(RECORD EXTRACTS):

▬▬▬

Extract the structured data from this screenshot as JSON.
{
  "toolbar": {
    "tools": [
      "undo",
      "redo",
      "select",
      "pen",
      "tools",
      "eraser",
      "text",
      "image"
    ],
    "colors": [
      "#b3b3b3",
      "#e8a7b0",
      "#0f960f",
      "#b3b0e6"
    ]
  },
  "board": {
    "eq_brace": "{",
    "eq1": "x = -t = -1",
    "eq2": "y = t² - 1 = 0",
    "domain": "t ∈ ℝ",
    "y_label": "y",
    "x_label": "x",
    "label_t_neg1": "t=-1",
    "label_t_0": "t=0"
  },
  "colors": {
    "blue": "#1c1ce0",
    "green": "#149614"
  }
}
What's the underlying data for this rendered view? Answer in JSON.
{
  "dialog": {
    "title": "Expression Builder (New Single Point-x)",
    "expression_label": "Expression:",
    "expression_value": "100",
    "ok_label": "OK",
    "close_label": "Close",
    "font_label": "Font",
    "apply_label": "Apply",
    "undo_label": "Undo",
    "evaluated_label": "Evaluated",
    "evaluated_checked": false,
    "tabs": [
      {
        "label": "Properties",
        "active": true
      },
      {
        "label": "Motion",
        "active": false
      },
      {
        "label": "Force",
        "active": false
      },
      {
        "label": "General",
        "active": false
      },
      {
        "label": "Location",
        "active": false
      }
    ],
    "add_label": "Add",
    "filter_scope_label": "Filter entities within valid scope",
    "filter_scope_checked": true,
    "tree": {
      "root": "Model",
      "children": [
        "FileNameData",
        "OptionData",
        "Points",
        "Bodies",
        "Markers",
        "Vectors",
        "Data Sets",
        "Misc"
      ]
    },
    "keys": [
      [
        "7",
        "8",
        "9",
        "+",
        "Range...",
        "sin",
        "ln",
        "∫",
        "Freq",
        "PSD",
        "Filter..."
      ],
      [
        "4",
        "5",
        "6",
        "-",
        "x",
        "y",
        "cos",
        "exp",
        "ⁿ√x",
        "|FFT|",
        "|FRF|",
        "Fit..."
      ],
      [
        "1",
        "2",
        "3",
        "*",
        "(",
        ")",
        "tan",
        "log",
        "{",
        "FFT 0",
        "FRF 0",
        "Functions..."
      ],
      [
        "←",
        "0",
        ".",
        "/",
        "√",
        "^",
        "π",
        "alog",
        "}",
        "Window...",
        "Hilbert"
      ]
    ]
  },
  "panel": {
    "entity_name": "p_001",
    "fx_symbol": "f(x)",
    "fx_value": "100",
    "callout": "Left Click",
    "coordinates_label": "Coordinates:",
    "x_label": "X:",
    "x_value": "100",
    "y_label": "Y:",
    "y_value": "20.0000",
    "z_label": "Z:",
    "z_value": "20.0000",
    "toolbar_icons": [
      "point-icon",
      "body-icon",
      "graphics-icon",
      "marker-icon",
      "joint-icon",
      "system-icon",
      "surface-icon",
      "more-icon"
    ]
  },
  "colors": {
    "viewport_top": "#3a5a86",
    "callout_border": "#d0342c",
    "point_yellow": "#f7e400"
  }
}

▬▬▬

(EXERCISE BRIEF): Go through the records and print each one exactly.

(COMPLETED EXERCISE):
Extract the structured data from this screenshot as JSON.
{
  "toolbar": {
    "tools": [
      "undo",
      "redo",
      "select",
      "pen",
      "tools",
      "eraser",
      "text",
      "image"
    ],
    "colors": [
      "#b3b3b3",
      "#e8a7b0",
      "#0f960f",
      "#b3b0e6"
    ]
  },
  "board": {
    "eq_brace": "{",
    "eq1": "x = -t = -1",
    "eq2": "y = t² - 1 = 0",
    "domain": "t ∈ ℝ",
    "y_label": "y",
    "x_label": "x",
    "label_t_neg1": "t=-1",
    "label_t_0": "t=0"
  },
  "colors": {
    "blue": "#1c1ce0",
    "green": "#149614"
  }
}
What's the underlying data for this rendered view? Answer in JSON.
{
  "dialog": {
    "title": "Expression Builder (New Single Point-x)",
    "expression_label": "Expression:",
    "expression_value": "100",
    "ok_label": "OK",
    "close_label": "Close",
    "font_label": "Font",
    "apply_label": "Apply",
    "undo_label": "Undo",
    "evaluated_label": "Evaluated",
    "evaluated_checked": false,
    "tabs": [
      {
        "label": "Properties",
        "active": true
      },
      {
        "label": "Motion",
        "active": false
      },
      {
        "label": "Force",
        "active": false
      },
      {
        "label": "General",
        "active": false
      },
      {
        "label": "Location",
        "active": false
      }
    ],
    "add_label": "Add",
    "filter_scope_label": "Filter entities within valid scope",
    "filter_scope_checked": true,
    "tree": {
      "root": "Model",
      "children": [
        "FileNameData",
        "OptionData",
        "Points",
        "Bodies",
        "Markers",
        "Vectors",
        "Data Sets",
        "Misc"
      ]
    },
    "keys": [
      [
        "7",
        "8",
        "9",
        "+",
        "Range...",
        "sin",
        "ln",
        "∫",
        "Freq",
        "PSD",
        "Filter..."
      ],
      [
        "4",
        "5",
        "6",
        "-",
        "x",
        "y",
        "cos",
        "exp",
        "ⁿ√x",
        "|FFT|",
        "|FRF|",
        "Fit..."
      ],
      [
        "1",
        "2",
        "3",
        "*",
        "(",
        ")",
        "tan",
        "log",
        "{",
        "FFT 0",
        "FRF 0",
        "Functions..."
      ],
      [
        "←",
        "0",
        ".",
        "/",
        "√",
        "^",
        "π",
        "alog",
        "}",
        "Window...",
        "Hilbert"
      ]
    ]
  },
  "panel": {
    "entity_name": "p_001",
    "fx_symbol": "f(x)",
    "fx_value": "100",
    "callout": "Left Click",
    "coordinates_label": "Coordinates:",
    "x_label": "X:",
    "x_value": "100",
    "y_label": "Y:",
    "y_value": "20.0000",
    "z_label": "Z:",
    "z_value": "20.0000",
    "toolbar_icons": [
      "point-icon",
      "body-icon",
      "graphics-icon",
      "marker-icon",
      "joint-icon",
      "system-icon",
      "surface-icon",
      "more-icon"
    ]
  },
  "colors": {
    "viewport_top": "#3a5a86",
    "callout_border": "#d0342c",
    "point_yellow": "#f7e400"
  }
}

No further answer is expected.